_What you need to do_: Check every line of the entries below for the word "price", and copy the ones that have it.

* * * * * * * * *

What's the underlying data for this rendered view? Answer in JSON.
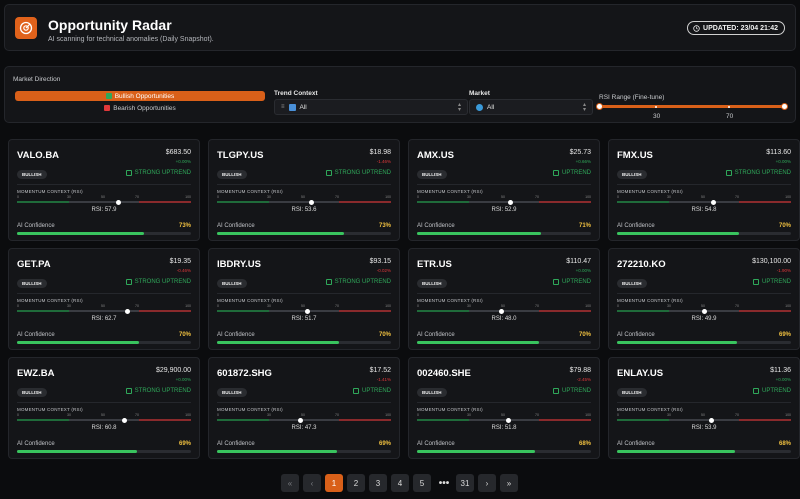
{
  "header": {
    "title": "Opportunity Radar",
    "subtitle": "AI scanning for technical anomalies (Daily Snapshot).",
    "updated": "UPDATED: 23/04 21:42"
  },
  "filters": {
    "direction_label": "Market Direction",
    "bullish_label": "Bullish Opportunities",
    "bearish_label": "Bearish Opportunities",
    "trend_label": "Trend Context",
    "trend_value": "All",
    "market_label": "Market",
    "market_value": "All",
    "rsi_label": "RSI Range (Fine-tune)",
    "rsi_low": "30",
    "rsi_high": "70"
  },
  "card_labels": {
    "momentum": "MOMENTUM CONTEXT (RSI)",
    "t0": "0",
    "t30": "30",
    "t50": "50",
    "t70": "70",
    "t100": "100",
    "confidence": "AI Confidence"
  },
  "cards": [
    {
      "symbol": "VALO.BA",
      "price": "$683.50",
      "change": "+0.00%",
      "dir": "up",
      "badge": "BULLISH",
      "trend": "STRONG UPTREND",
      "rsi": 57.9,
      "rsi_text": "RSI: 57.9",
      "conf": 73,
      "conf_text": "73%"
    },
    {
      "symbol": "TLGPY.US",
      "price": "$18.98",
      "change": "-1.46%",
      "dir": "down",
      "badge": "BULLISH",
      "trend": "STRONG UPTREND",
      "rsi": 53.6,
      "rsi_text": "RSI: 53.6",
      "conf": 73,
      "conf_text": "73%"
    },
    {
      "symbol": "AMX.US",
      "price": "$25.73",
      "change": "+0.66%",
      "dir": "up",
      "badge": "BULLISH",
      "trend": "UPTREND",
      "rsi": 52.9,
      "rsi_text": "RSI: 52.9",
      "conf": 71,
      "conf_text": "71%"
    },
    {
      "symbol": "FMX.US",
      "price": "$113.60",
      "change": "+0.00%",
      "dir": "up",
      "badge": "BULLISH",
      "trend": "STRONG UPTREND",
      "rsi": 54.8,
      "rsi_text": "RSI: 54.8",
      "conf": 70,
      "conf_text": "70%"
    },
    {
      "symbol": "GET.PA",
      "price": "$19.35",
      "change": "-0.46%",
      "dir": "down",
      "badge": "BULLISH",
      "trend": "STRONG UPTREND",
      "rsi": 62.7,
      "rsi_text": "RSI: 62.7",
      "conf": 70,
      "conf_text": "70%"
    },
    {
      "symbol": "IBDRY.US",
      "price": "$93.15",
      "change": "-0.02%",
      "dir": "down",
      "badge": "BULLISH",
      "trend": "STRONG UPTREND",
      "rsi": 51.7,
      "rsi_text": "RSI: 51.7",
      "conf": 70,
      "conf_text": "70%"
    },
    {
      "symbol": "ETR.US",
      "price": "$110.47",
      "change": "+0.00%",
      "dir": "up",
      "badge": "BULLISH",
      "trend": "UPTREND",
      "rsi": 48.0,
      "rsi_text": "RSI: 48.0",
      "conf": 70,
      "conf_text": "70%"
    },
    {
      "symbol": "272210.KO",
      "price": "$130,100.00",
      "change": "-1.90%",
      "dir": "down",
      "badge": "BULLISH",
      "trend": "UPTREND",
      "rsi": 49.9,
      "rsi_text": "RSI: 49.9",
      "conf": 69,
      "conf_text": "69%"
    },
    {
      "symbol": "EWZ.BA",
      "price": "$29,900.00",
      "change": "+0.00%",
      "dir": "up",
      "badge": "BULLISH",
      "trend": "STRONG UPTREND",
      "rsi": 60.8,
      "rsi_text": "RSI: 60.8",
      "conf": 69,
      "conf_text": "69%"
    },
    {
      "symbol": "601872.SHG",
      "price": "$17.52",
      "change": "-1.41%",
      "dir": "down",
      "badge": "BULLISH",
      "trend": "UPTREND",
      "rsi": 47.3,
      "rsi_text": "RSI: 47.3",
      "conf": 69,
      "conf_text": "69%"
    },
    {
      "symbol": "002460.SHE",
      "price": "$79.88",
      "change": "-2.45%",
      "dir": "down",
      "badge": "BULLISH",
      "trend": "UPTREND",
      "rsi": 51.8,
      "rsi_text": "RSI: 51.8",
      "conf": 68,
      "conf_text": "68%"
    },
    {
      "symbol": "ENLAY.US",
      "price": "$11.36",
      "change": "+0.00%",
      "dir": "up",
      "badge": "BULLISH",
      "trend": "UPTREND",
      "rsi": 53.9,
      "rsi_text": "RSI: 53.9",
      "conf": 68,
      "conf_text": "68%"
    }
  ],
  "pagination": {
    "first": "«",
    "prev": "‹",
    "pages": [
      "1",
      "2",
      "3",
      "4",
      "5"
    ],
    "ellipsis": "•••",
    "last_page": "31",
    "next": "›",
    "last": "»",
    "current": "1"
  },
  "colors": {
    "accent": "#d96019",
    "up": "#2fa85a",
    "down": "#e0383a",
    "confidence_fill": "#39c45e"
  }
}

* * * * * * * * *

_Solution to this exercise_:
      "price": "$683.50",
      "price": "$18.98",
      "price": "$25.73",
      "price": "$113.60",
      "price": "$19.35",
      "price": "$93.15",
      "price": "$110.47",
      "price": "$130,100.00",
      "price": "$29,900.00",
      "price": "$17.52",
      "price": "$79.88",
      "price": "$11.36",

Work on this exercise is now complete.